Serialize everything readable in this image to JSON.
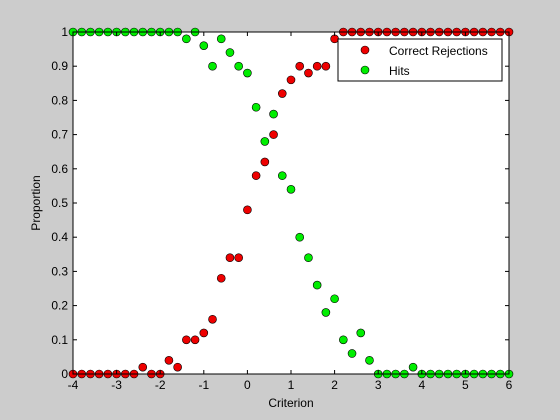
{
  "chart_data": {
    "type": "scatter",
    "xlabel": "Criterion",
    "ylabel": "Proportion",
    "xlim": [
      -4,
      6
    ],
    "ylim": [
      0,
      1
    ],
    "xticks": [
      "-4",
      "-3",
      "-2",
      "-1",
      "0",
      "1",
      "2",
      "3",
      "4",
      "5",
      "6"
    ],
    "yticks": [
      "0",
      "0.1",
      "0.2",
      "0.3",
      "0.4",
      "0.5",
      "0.6",
      "0.7",
      "0.8",
      "0.9",
      "1"
    ],
    "grid": false,
    "legend_position": "top-right",
    "series": [
      {
        "name": "Correct Rejections",
        "color": "#ee0000",
        "x": [
          -4,
          -3.8,
          -3.6,
          -3.4,
          -3.2,
          -3,
          -2.8,
          -2.6,
          -2.4,
          -2.2,
          -2,
          -1.8,
          -1.6,
          -1.4,
          -1.2,
          -1,
          -0.8,
          -0.6,
          -0.4,
          -0.2,
          0,
          0.2,
          0.4,
          0.6,
          0.8,
          1,
          1.2,
          1.4,
          1.6,
          1.8,
          2,
          2.2,
          2.4,
          2.6,
          2.8,
          3,
          3.2,
          3.4,
          3.6,
          3.8,
          4,
          4.2,
          4.4,
          4.6,
          4.8,
          5,
          5.2,
          5.4,
          5.6,
          5.8,
          6
        ],
        "y": [
          0,
          0,
          0,
          0,
          0,
          0,
          0,
          0,
          0.02,
          0,
          0,
          0.04,
          0.02,
          0.1,
          0.1,
          0.12,
          0.16,
          0.28,
          0.34,
          0.34,
          0.48,
          0.58,
          0.62,
          0.7,
          0.82,
          0.86,
          0.9,
          0.88,
          0.9,
          0.9,
          0.98,
          1,
          1,
          1,
          1,
          1,
          1,
          1,
          1,
          1,
          1,
          1,
          1,
          1,
          1,
          1,
          1,
          1,
          1,
          1,
          1
        ]
      },
      {
        "name": "Hits",
        "color": "#00ee00",
        "x": [
          -4,
          -3.8,
          -3.6,
          -3.4,
          -3.2,
          -3,
          -2.8,
          -2.6,
          -2.4,
          -2.2,
          -2,
          -1.8,
          -1.6,
          -1.4,
          -1.2,
          -1,
          -0.8,
          -0.6,
          -0.4,
          -0.2,
          0,
          0.2,
          0.4,
          0.6,
          0.8,
          1,
          1.2,
          1.4,
          1.6,
          1.8,
          2,
          2.2,
          2.4,
          2.6,
          2.8,
          3,
          3.2,
          3.4,
          3.6,
          3.8,
          4,
          4.2,
          4.4,
          4.6,
          4.8,
          5,
          5.2,
          5.4,
          5.6,
          5.8,
          6
        ],
        "y": [
          1,
          1,
          1,
          1,
          1,
          1,
          1,
          1,
          1,
          1,
          1,
          1,
          1,
          0.98,
          1,
          0.96,
          0.9,
          0.98,
          0.94,
          0.9,
          0.88,
          0.78,
          0.68,
          0.76,
          0.58,
          0.54,
          0.4,
          0.34,
          0.26,
          0.18,
          0.22,
          0.1,
          0.06,
          0.12,
          0.04,
          0,
          0,
          0,
          0,
          0.02,
          0,
          0,
          0,
          0,
          0,
          0,
          0,
          0,
          0,
          0,
          0
        ]
      }
    ]
  }
}
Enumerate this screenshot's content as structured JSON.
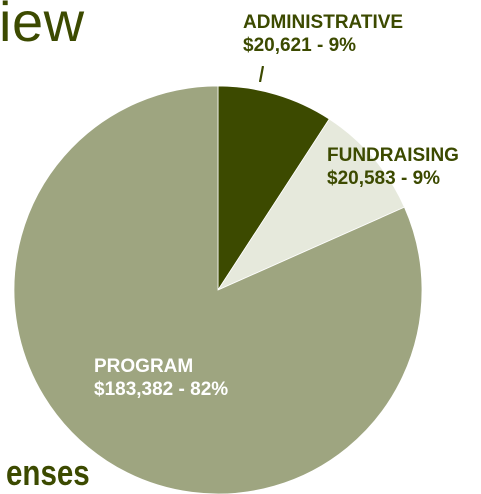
{
  "page": {
    "title_fragment": "iew",
    "subtitle_fragment": "enses"
  },
  "chart_data": {
    "type": "pie",
    "categories": [
      "ADMINISTRATIVE",
      "FUNDRAISING",
      "PROGRAM"
    ],
    "values": [
      20621,
      20583,
      183382
    ],
    "slices": [
      {
        "name": "ADMINISTRATIVE",
        "value": 20621,
        "label_value": "$20,621 - 9%",
        "color": "#3c4a00"
      },
      {
        "name": "FUNDRAISING",
        "value": 20583,
        "label_value": "$20,583 - 9%",
        "color": "#e6e9dc"
      },
      {
        "name": "PROGRAM",
        "value": 183382,
        "label_value": "$183,382 - 82%",
        "color": "#9ea580"
      }
    ],
    "title": "",
    "legend": "none"
  }
}
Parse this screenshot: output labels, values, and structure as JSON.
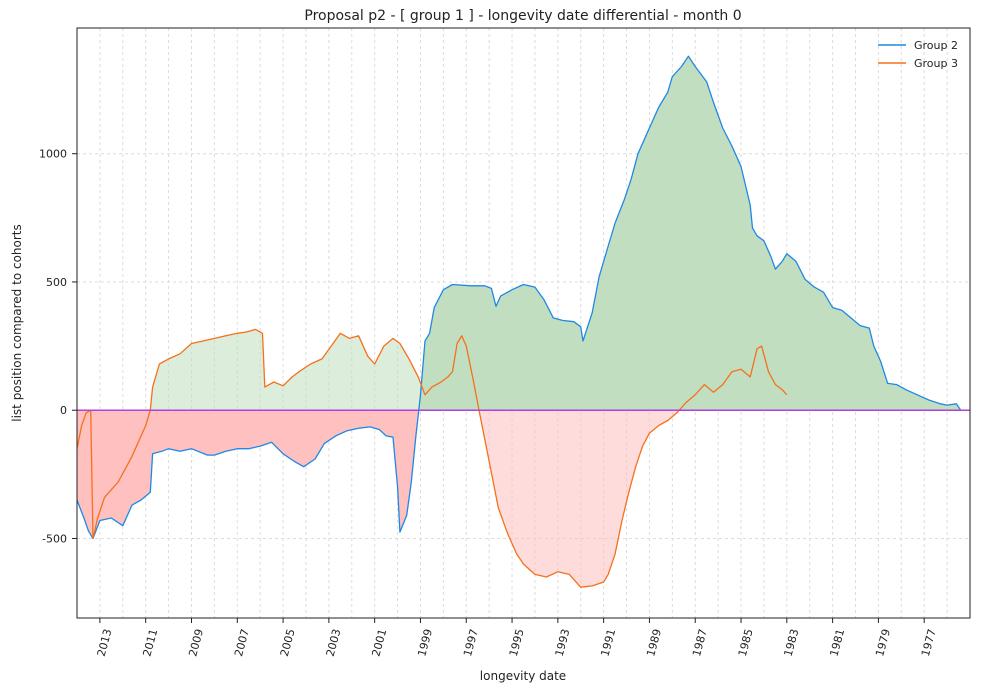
{
  "chart_data": {
    "type": "line",
    "title": "Proposal p2 - [ group 1 ] - longevity date differential - month 0",
    "xlabel": "longevity date",
    "ylabel": "list position compared to cohorts",
    "x_reversed": true,
    "xlim": [
      2014.0,
      1975.0
    ],
    "ylim": [
      -810,
      1490
    ],
    "x_ticks": [
      "2013",
      "2011",
      "2009",
      "2007",
      "2005",
      "2003",
      "2001",
      "1999",
      "1997",
      "1995",
      "1993",
      "1991",
      "1989",
      "1987",
      "1985",
      "1983",
      "1981",
      "1979",
      "1977"
    ],
    "y_ticks": [
      -500,
      0,
      500,
      1000
    ],
    "grid": true,
    "legend_position": "top-right",
    "series": [
      {
        "name": "Group 2",
        "color": "#1f88e5",
        "points": [
          [
            2014.0,
            -350
          ],
          [
            2013.7,
            -420
          ],
          [
            2013.5,
            -470
          ],
          [
            2013.3,
            -500
          ],
          [
            2013.0,
            -430
          ],
          [
            2012.5,
            -420
          ],
          [
            2012.0,
            -450
          ],
          [
            2011.6,
            -370
          ],
          [
            2011.2,
            -350
          ],
          [
            2010.8,
            -320
          ],
          [
            2010.7,
            -170
          ],
          [
            2010.3,
            -160
          ],
          [
            2010.0,
            -150
          ],
          [
            2009.5,
            -160
          ],
          [
            2009.0,
            -150
          ],
          [
            2008.3,
            -175
          ],
          [
            2008.0,
            -175
          ],
          [
            2007.5,
            -160
          ],
          [
            2007.0,
            -150
          ],
          [
            2006.5,
            -150
          ],
          [
            2006.0,
            -140
          ],
          [
            2005.5,
            -125
          ],
          [
            2005.0,
            -170
          ],
          [
            2004.5,
            -200
          ],
          [
            2004.1,
            -220
          ],
          [
            2003.6,
            -190
          ],
          [
            2003.2,
            -130
          ],
          [
            2002.7,
            -100
          ],
          [
            2002.2,
            -80
          ],
          [
            2001.7,
            -70
          ],
          [
            2001.2,
            -65
          ],
          [
            2000.8,
            -75
          ],
          [
            2000.5,
            -100
          ],
          [
            2000.2,
            -105
          ],
          [
            2000.0,
            -300
          ],
          [
            1999.9,
            -475
          ],
          [
            1999.6,
            -410
          ],
          [
            1999.4,
            -280
          ],
          [
            1999.2,
            -100
          ],
          [
            1999.0,
            60
          ],
          [
            1998.8,
            270
          ],
          [
            1998.6,
            300
          ],
          [
            1998.4,
            400
          ],
          [
            1998.0,
            470
          ],
          [
            1997.6,
            490
          ],
          [
            1996.8,
            485
          ],
          [
            1996.2,
            485
          ],
          [
            1995.9,
            475
          ],
          [
            1995.7,
            405
          ],
          [
            1995.5,
            445
          ],
          [
            1995.0,
            470
          ],
          [
            1994.5,
            490
          ],
          [
            1994.0,
            480
          ],
          [
            1993.6,
            430
          ],
          [
            1993.2,
            360
          ],
          [
            1992.8,
            350
          ],
          [
            1992.3,
            345
          ],
          [
            1992.0,
            325
          ],
          [
            1991.9,
            270
          ],
          [
            1991.5,
            380
          ],
          [
            1991.2,
            520
          ],
          [
            1990.8,
            640
          ],
          [
            1990.5,
            730
          ],
          [
            1990.1,
            820
          ],
          [
            1989.8,
            900
          ],
          [
            1989.5,
            1000
          ],
          [
            1989.0,
            1100
          ],
          [
            1988.6,
            1180
          ],
          [
            1988.2,
            1240
          ],
          [
            1988.0,
            1300
          ],
          [
            1987.6,
            1340
          ],
          [
            1987.3,
            1380
          ],
          [
            1987.0,
            1340
          ],
          [
            1986.5,
            1280
          ],
          [
            1986.2,
            1200
          ],
          [
            1985.8,
            1100
          ],
          [
            1985.4,
            1030
          ],
          [
            1985.0,
            950
          ],
          [
            1984.6,
            800
          ],
          [
            1984.5,
            710
          ],
          [
            1984.3,
            680
          ],
          [
            1984.0,
            660
          ],
          [
            1983.7,
            600
          ],
          [
            1983.5,
            550
          ],
          [
            1983.2,
            580
          ],
          [
            1983.0,
            610
          ],
          [
            1982.6,
            580
          ],
          [
            1982.2,
            510
          ],
          [
            1981.8,
            480
          ],
          [
            1981.4,
            460
          ],
          [
            1981.0,
            400
          ],
          [
            1980.6,
            390
          ],
          [
            1980.2,
            360
          ],
          [
            1979.8,
            330
          ],
          [
            1979.4,
            320
          ],
          [
            1979.2,
            250
          ],
          [
            1978.9,
            190
          ],
          [
            1978.6,
            105
          ],
          [
            1978.2,
            100
          ],
          [
            1977.8,
            80
          ],
          [
            1977.3,
            60
          ],
          [
            1976.8,
            40
          ],
          [
            1976.3,
            25
          ],
          [
            1976.0,
            20
          ],
          [
            1975.6,
            25
          ],
          [
            1975.4,
            0
          ],
          [
            1975.0,
            0
          ]
        ]
      },
      {
        "name": "Group 3",
        "color": "#f4711c",
        "points": [
          [
            2014.0,
            -150
          ],
          [
            2013.8,
            -60
          ],
          [
            2013.6,
            -10
          ],
          [
            2013.4,
            0
          ],
          [
            2013.3,
            -500
          ],
          [
            2013.1,
            -420
          ],
          [
            2012.8,
            -340
          ],
          [
            2012.5,
            -310
          ],
          [
            2012.2,
            -280
          ],
          [
            2011.9,
            -230
          ],
          [
            2011.6,
            -180
          ],
          [
            2011.3,
            -120
          ],
          [
            2011.0,
            -60
          ],
          [
            2010.8,
            0
          ],
          [
            2010.7,
            90
          ],
          [
            2010.4,
            180
          ],
          [
            2010.0,
            200
          ],
          [
            2009.5,
            220
          ],
          [
            2009.0,
            260
          ],
          [
            2008.5,
            270
          ],
          [
            2008.0,
            280
          ],
          [
            2007.5,
            290
          ],
          [
            2007.0,
            300
          ],
          [
            2006.6,
            305
          ],
          [
            2006.2,
            315
          ],
          [
            2005.9,
            300
          ],
          [
            2005.8,
            90
          ],
          [
            2005.4,
            110
          ],
          [
            2005.0,
            95
          ],
          [
            2004.6,
            130
          ],
          [
            2004.3,
            150
          ],
          [
            2003.8,
            180
          ],
          [
            2003.3,
            200
          ],
          [
            2002.9,
            250
          ],
          [
            2002.5,
            300
          ],
          [
            2002.1,
            280
          ],
          [
            2001.7,
            290
          ],
          [
            2001.3,
            210
          ],
          [
            2001.0,
            180
          ],
          [
            2000.6,
            250
          ],
          [
            2000.2,
            280
          ],
          [
            1999.9,
            260
          ],
          [
            1999.5,
            200
          ],
          [
            1999.1,
            130
          ],
          [
            1998.8,
            60
          ],
          [
            1998.5,
            90
          ],
          [
            1998.1,
            110
          ],
          [
            1997.8,
            130
          ],
          [
            1997.6,
            150
          ],
          [
            1997.4,
            260
          ],
          [
            1997.2,
            290
          ],
          [
            1997.0,
            250
          ],
          [
            1996.7,
            120
          ],
          [
            1996.4,
            -20
          ],
          [
            1996.0,
            -200
          ],
          [
            1995.6,
            -380
          ],
          [
            1995.2,
            -480
          ],
          [
            1994.8,
            -560
          ],
          [
            1994.5,
            -600
          ],
          [
            1994.0,
            -640
          ],
          [
            1993.5,
            -650
          ],
          [
            1993.0,
            -630
          ],
          [
            1992.5,
            -640
          ],
          [
            1992.0,
            -690
          ],
          [
            1991.5,
            -685
          ],
          [
            1991.0,
            -670
          ],
          [
            1990.8,
            -640
          ],
          [
            1990.5,
            -560
          ],
          [
            1990.2,
            -430
          ],
          [
            1989.9,
            -320
          ],
          [
            1989.6,
            -220
          ],
          [
            1989.3,
            -140
          ],
          [
            1989.0,
            -90
          ],
          [
            1988.6,
            -60
          ],
          [
            1988.2,
            -40
          ],
          [
            1987.8,
            -10
          ],
          [
            1987.4,
            30
          ],
          [
            1987.0,
            60
          ],
          [
            1986.6,
            100
          ],
          [
            1986.2,
            70
          ],
          [
            1985.8,
            100
          ],
          [
            1985.4,
            150
          ],
          [
            1985.0,
            160
          ],
          [
            1984.6,
            130
          ],
          [
            1984.3,
            240
          ],
          [
            1984.1,
            250
          ],
          [
            1983.8,
            150
          ],
          [
            1983.5,
            100
          ],
          [
            1983.2,
            80
          ],
          [
            1983.0,
            60
          ]
        ]
      }
    ],
    "reference_line": {
      "y": 0,
      "color": "#b040e0"
    },
    "fill_positive_color": "#c1dfc0",
    "fill_negative_color": "#ffc0c0"
  }
}
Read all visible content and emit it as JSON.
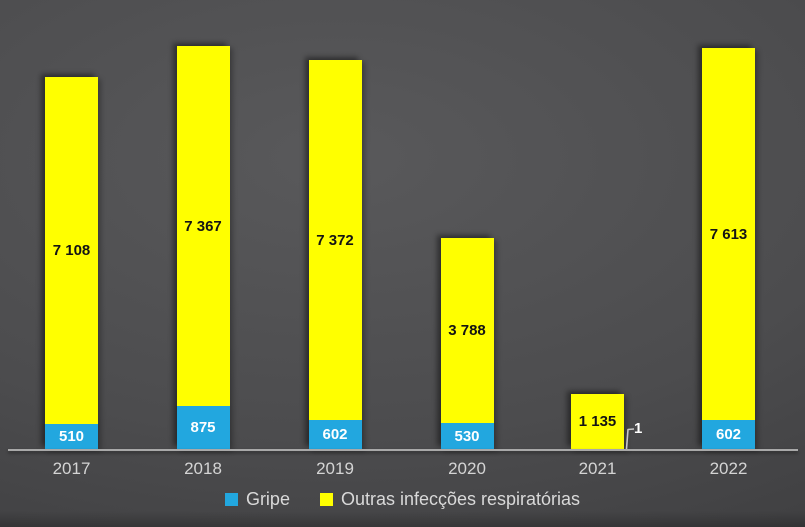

+--

_Short task_
Return a copy of every line that includes the word "content".

_Task solution_
Enumerate this screenshot's content as structured JSON.
Read all visible content and emit it as JSON.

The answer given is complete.